--- Begin Data for this task ---

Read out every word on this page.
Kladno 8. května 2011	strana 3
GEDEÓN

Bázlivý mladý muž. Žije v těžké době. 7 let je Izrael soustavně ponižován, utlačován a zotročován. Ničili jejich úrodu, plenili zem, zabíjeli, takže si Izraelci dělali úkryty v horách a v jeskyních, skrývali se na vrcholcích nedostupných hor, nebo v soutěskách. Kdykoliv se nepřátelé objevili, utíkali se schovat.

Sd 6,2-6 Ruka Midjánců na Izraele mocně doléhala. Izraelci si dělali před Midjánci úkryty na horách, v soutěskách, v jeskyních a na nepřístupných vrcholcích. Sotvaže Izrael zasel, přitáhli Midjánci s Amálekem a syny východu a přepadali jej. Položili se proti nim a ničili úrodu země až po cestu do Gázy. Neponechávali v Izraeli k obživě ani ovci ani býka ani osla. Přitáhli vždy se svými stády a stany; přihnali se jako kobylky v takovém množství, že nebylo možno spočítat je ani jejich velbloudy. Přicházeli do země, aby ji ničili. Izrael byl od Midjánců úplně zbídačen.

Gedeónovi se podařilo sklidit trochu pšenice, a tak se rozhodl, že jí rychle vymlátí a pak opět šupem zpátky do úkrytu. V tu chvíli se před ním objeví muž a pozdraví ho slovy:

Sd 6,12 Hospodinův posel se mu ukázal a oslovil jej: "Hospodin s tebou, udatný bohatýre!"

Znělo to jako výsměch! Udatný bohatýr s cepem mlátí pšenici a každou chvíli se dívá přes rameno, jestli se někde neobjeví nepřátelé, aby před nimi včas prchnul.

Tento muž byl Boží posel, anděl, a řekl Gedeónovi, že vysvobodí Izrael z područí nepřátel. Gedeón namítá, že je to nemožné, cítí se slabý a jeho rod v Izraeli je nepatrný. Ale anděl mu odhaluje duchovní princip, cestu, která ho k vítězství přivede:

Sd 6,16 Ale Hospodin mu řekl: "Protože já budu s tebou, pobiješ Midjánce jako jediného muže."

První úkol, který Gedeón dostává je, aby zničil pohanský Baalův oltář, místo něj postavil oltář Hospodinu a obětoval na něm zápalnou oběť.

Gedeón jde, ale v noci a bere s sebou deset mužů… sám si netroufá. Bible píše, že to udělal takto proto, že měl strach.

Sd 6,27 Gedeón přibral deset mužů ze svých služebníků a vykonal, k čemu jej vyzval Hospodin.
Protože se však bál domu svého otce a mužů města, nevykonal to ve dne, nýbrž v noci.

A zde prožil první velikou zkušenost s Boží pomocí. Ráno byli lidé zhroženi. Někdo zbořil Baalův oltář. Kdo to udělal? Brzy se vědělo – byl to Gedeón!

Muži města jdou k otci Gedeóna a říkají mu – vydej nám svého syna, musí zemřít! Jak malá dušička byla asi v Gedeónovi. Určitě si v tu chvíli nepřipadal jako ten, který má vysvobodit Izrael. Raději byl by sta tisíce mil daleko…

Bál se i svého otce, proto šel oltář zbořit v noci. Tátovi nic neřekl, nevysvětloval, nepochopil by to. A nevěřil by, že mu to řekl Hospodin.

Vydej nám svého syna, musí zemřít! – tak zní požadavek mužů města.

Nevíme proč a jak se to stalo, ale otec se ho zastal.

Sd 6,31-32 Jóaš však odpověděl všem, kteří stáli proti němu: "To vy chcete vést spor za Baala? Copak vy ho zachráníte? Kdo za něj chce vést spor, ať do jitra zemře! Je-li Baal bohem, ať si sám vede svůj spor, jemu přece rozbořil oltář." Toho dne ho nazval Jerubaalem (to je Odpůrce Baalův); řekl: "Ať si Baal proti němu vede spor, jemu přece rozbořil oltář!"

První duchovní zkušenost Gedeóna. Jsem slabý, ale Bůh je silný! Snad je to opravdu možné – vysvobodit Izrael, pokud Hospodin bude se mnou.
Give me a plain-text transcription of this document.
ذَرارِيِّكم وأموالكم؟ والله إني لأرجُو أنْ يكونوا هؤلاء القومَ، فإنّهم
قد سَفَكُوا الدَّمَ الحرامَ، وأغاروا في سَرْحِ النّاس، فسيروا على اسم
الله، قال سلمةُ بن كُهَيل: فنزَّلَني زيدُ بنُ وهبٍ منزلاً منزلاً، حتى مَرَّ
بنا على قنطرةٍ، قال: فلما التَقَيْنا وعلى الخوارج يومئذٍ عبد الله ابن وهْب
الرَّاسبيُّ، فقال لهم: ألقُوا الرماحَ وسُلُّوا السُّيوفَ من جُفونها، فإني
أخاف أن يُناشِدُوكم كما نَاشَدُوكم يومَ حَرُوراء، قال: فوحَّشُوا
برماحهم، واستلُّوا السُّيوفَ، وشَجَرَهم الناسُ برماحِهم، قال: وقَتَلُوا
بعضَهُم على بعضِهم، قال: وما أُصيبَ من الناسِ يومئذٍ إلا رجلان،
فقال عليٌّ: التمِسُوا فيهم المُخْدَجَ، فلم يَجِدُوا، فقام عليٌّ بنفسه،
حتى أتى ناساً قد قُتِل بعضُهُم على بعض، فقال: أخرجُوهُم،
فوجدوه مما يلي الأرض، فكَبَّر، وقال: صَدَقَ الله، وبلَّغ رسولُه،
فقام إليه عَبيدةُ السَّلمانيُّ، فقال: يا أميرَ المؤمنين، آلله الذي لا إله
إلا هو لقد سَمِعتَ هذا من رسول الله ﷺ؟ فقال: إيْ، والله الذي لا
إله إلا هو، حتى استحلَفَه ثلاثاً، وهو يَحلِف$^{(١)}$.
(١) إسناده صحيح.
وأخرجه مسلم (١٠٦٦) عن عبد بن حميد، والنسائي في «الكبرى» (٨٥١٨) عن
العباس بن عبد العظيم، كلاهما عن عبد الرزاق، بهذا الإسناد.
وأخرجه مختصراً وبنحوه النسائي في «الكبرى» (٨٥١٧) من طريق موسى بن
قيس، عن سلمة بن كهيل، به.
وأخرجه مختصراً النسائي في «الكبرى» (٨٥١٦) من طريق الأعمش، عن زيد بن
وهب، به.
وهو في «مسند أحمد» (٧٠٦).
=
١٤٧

--- End Data for this task ---

Direction: Please reproduce the entire listing, exactly as shown.

Final answer:
Read out every word on this page.
Kladno 8. května 2011	strana 3
GEDEÓN

Bázlivý mladý muž. Žije v těžké době. 7 let je Izrael soustavně ponižován, utlačován a zotročován. Ničili jejich úrodu, plenili zem, zabíjeli, takže si Izraelci dělali úkryty v horách a v jeskyních, skrývali se na vrcholcích nedostupných hor, nebo v soutěskách. Kdykoliv se nepřátelé objevili, utíkali se schovat.

Sd 6,2-6 Ruka Midjánců na Izraele mocně doléhala. Izraelci si dělali před Midjánci úkryty na horách, v soutěskách, v jeskyních a na nepřístupných vrcholcích. Sotvaže Izrael zasel, přitáhli Midjánci s Amálekem a syny východu a přepadali jej. Položili se proti nim a ničili úrodu země až po cestu do Gázy. Neponechávali v Izraeli k obživě ani ovci ani býka ani osla. Přitáhli vždy se svými stády a stany; přihnali se jako kobylky v takovém množství, že nebylo možno spočítat je ani jejich velbloudy. Přicházeli do země, aby ji ničili. Izrael byl od Midjánců úplně zbídačen.

Gedeónovi se podařilo sklidit trochu pšenice, a tak se rozhodl, že jí rychle vymlátí a pak opět šupem zpátky do úkrytu. V tu chvíli se před ním objeví muž a pozdraví ho slovy:

Sd 6,12 Hospodinův posel se mu ukázal a oslovil jej: "Hospodin s tebou, udatný bohatýre!"

Znělo to jako výsměch! Udatný bohatýr s cepem mlátí pšenici a každou chvíli se dívá přes rameno, jestli se někde neobjeví nepřátelé, aby před nimi včas prchnul.

Tento muž byl Boží posel, anděl, a řekl Gedeónovi, že vysvobodí Izrael z područí nepřátel. Gedeón namítá, že je to nemožné, cítí se slabý a jeho rod v Izraeli je nepatrný. Ale anděl mu odhaluje duchovní princip, cestu, která ho k vítězství přivede:

Sd 6,16 Ale Hospodin mu řekl: "Protože já budu s tebou, pobiješ Midjánce jako jediného muže."

První úkol, který Gedeón dostává je, aby zničil pohanský Baalův oltář, místo něj postavil oltář Hospodinu a obětoval na něm zápalnou oběť.

Gedeón jde, ale v noci a bere s sebou deset mužů… sám si netroufá. Bible píše, že to udělal takto proto, že měl strach.

Sd 6,27 Gedeón přibral deset mužů ze svých služebníků a vykonal, k čemu jej vyzval Hospodin.
Protože se však bál domu svého otce a mužů města, nevykonal to ve dne, nýbrž v noci.

A zde prožil první velikou zkušenost s Boží pomocí. Ráno byli lidé zhroženi. Někdo zbořil Baalův oltář. Kdo to udělal? Brzy se vědělo – byl to Gedeón!

Muži města jdou k otci Gedeóna a říkají mu – vydej nám svého syna, musí zemřít! Jak malá dušička byla asi v Gedeónovi. Určitě si v tu chvíli nepřipadal jako ten, který má vysvobodit Izrael. Raději byl by sta tisíce mil daleko…

Bál se i svého otce, proto šel oltář zbořit v noci. Tátovi nic neřekl, nevysvětloval, nepochopil by to. A nevěřil by, že mu to řekl Hospodin.

Vydej nám svého syna, musí zemřít! – tak zní požadavek mužů města.

Nevíme proč a jak se to stalo, ale otec se ho zastal.

Sd 6,31-32 Jóaš však odpověděl všem, kteří stáli proti němu: "To vy chcete vést spor za Baala? Copak vy ho zachráníte? Kdo za něj chce vést spor, ať do jitra zemře! Je-li Baal bohem, ať si sám vede svůj spor, jemu přece rozbořil oltář." Toho dne ho nazval Jerubaalem (to je Odpůrce Baalův); řekl: "Ať si Baal proti němu vede spor, jemu přece rozbořil oltář!"

První duchovní zkušenost Gedeóna. Jsem slabý, ale Bůh je silný! Snad je to opravdu možné – vysvobodit Izrael, pokud Hospodin bude se mnou.
Give me a plain-text transcription of this document.
ذَرارِيِّكم وأموالكم؟ والله إني لأرجُو أنْ يكونوا هؤلاء القومَ، فإنّهم
قد سَفَكُوا الدَّمَ الحرامَ، وأغاروا في سَرْحِ النّاس، فسيروا على اسم
الله، قال سلمةُ بن كُهَيل: فنزَّلَني زيدُ بنُ وهبٍ منزلاً منزلاً، حتى مَرَّ
بنا على قنطرةٍ، قال: فلما التَقَيْنا وعلى الخوارج يومئذٍ عبد الله ابن وهْب
الرَّاسبيُّ، فقال لهم: ألقُوا الرماحَ وسُلُّوا السُّيوفَ من جُفونها، فإني
أخاف أن يُناشِدُوكم كما نَاشَدُوكم يومَ حَرُوراء، قال: فوحَّشُوا
برماحهم، واستلُّوا السُّيوفَ، وشَجَرَهم الناسُ برماحِهم، قال: وقَتَلُوا
بعضَهُم على بعضِهم، قال: وما أُصيبَ من الناسِ يومئذٍ إلا رجلان،
فقال عليٌّ: التمِسُوا فيهم المُخْدَجَ، فلم يَجِدُوا، فقام عليٌّ بنفسه،
حتى أتى ناساً قد قُتِل بعضُهُم على بعض، فقال: أخرجُوهُم،
فوجدوه مما يلي الأرض، فكَبَّر، وقال: صَدَقَ الله، وبلَّغ رسولُه،
فقام إليه عَبيدةُ السَّلمانيُّ، فقال: يا أميرَ المؤمنين، آلله الذي لا إله
إلا هو لقد سَمِعتَ هذا من رسول الله ﷺ؟ فقال: إيْ، والله الذي لا
إله إلا هو، حتى استحلَفَه ثلاثاً، وهو يَحلِف$^{(١)}$.
(١) إسناده صحيح.
وأخرجه مسلم (١٠٦٦) عن عبد بن حميد، والنسائي في «الكبرى» (٨٥١٨) عن
العباس بن عبد العظيم، كلاهما عن عبد الرزاق، بهذا الإسناد.
وأخرجه مختصراً وبنحوه النسائي في «الكبرى» (٨٥١٧) من طريق موسى بن
قيس، عن سلمة بن كهيل، به.
وأخرجه مختصراً النسائي في «الكبرى» (٨٥١٦) من طريق الأعمش، عن زيد بن
وهب، به.
وهو في «مسند أحمد» (٧٠٦).
=
١٤٧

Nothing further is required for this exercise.